[Items from a dataset]
»»

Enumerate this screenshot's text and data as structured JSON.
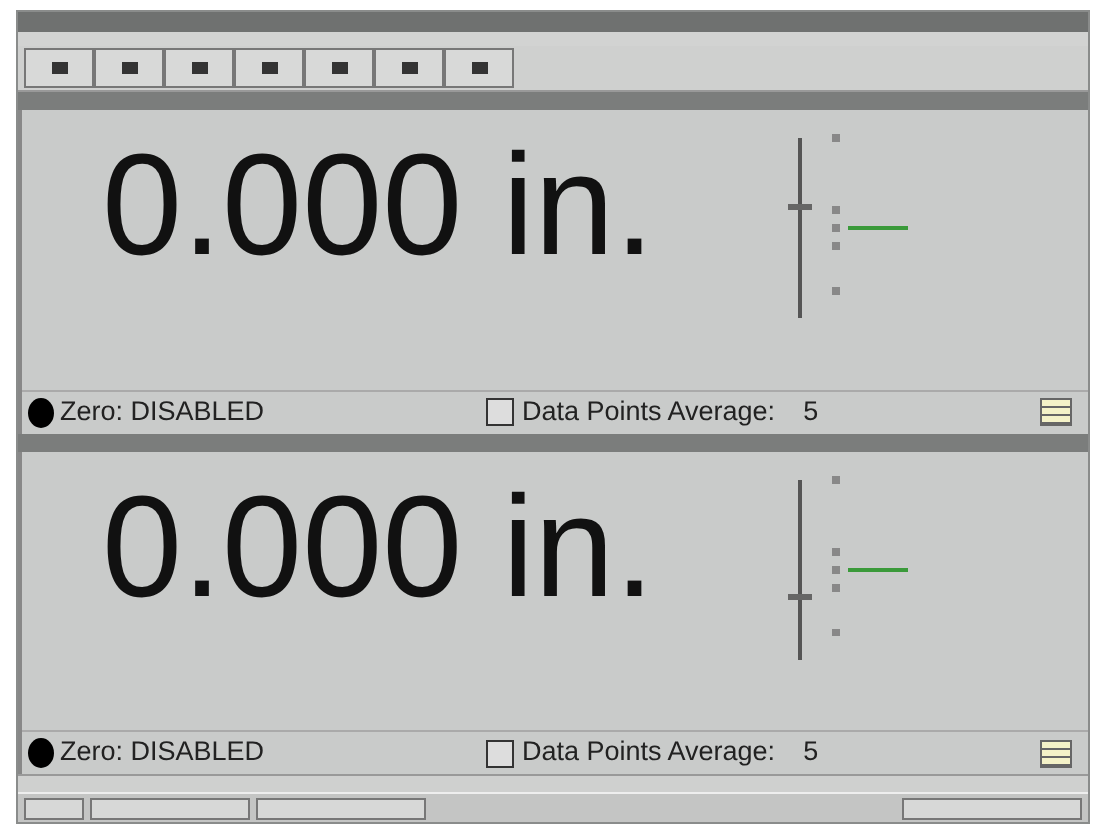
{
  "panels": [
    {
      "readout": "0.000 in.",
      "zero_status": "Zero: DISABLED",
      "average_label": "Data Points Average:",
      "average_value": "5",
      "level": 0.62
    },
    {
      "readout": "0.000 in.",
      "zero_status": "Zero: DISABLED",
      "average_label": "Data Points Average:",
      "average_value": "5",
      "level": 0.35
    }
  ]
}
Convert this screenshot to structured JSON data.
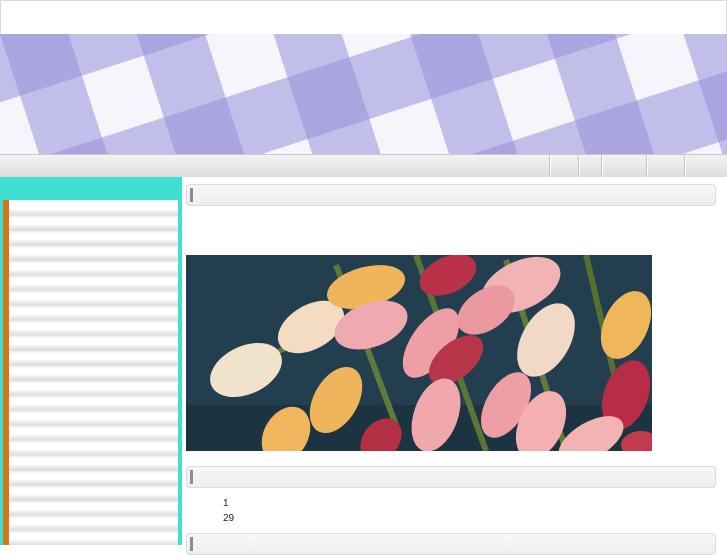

««

§ DIRECTIONS: Transcribe all entries above exactly. Drop the pictures.

§ WORKED SOLUTION:
Enumerate this screenshot's text and data as structured JSON.
{
  "panels": [
    {
      "readout": "0.000 in.",
      "zero_status": "Zero: DISABLED",
      "average_label": "Data Points Average:",
      "average_value": "5",
      "level": 0.62
    },
    {
      "readout": "0.000 in.",
      "zero_status": "Zero: DISABLED",
      "average_label": "Data Points Average:",
      "average_value": "5",
      "level": 0.35
    }
  ]
}
Convert this screenshot to structured JSON data.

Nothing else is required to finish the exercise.